▶ What you should do:
What is the number of lines in these entries that contain "Rodziny"? State it alone.

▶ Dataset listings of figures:
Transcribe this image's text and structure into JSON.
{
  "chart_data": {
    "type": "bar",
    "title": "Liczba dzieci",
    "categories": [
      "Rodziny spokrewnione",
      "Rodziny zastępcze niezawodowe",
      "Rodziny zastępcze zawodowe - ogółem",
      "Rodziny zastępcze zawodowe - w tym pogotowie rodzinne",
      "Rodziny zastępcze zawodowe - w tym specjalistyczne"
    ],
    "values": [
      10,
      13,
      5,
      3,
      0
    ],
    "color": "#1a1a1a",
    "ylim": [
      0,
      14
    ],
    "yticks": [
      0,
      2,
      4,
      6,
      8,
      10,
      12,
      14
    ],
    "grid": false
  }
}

▶ Solution:
5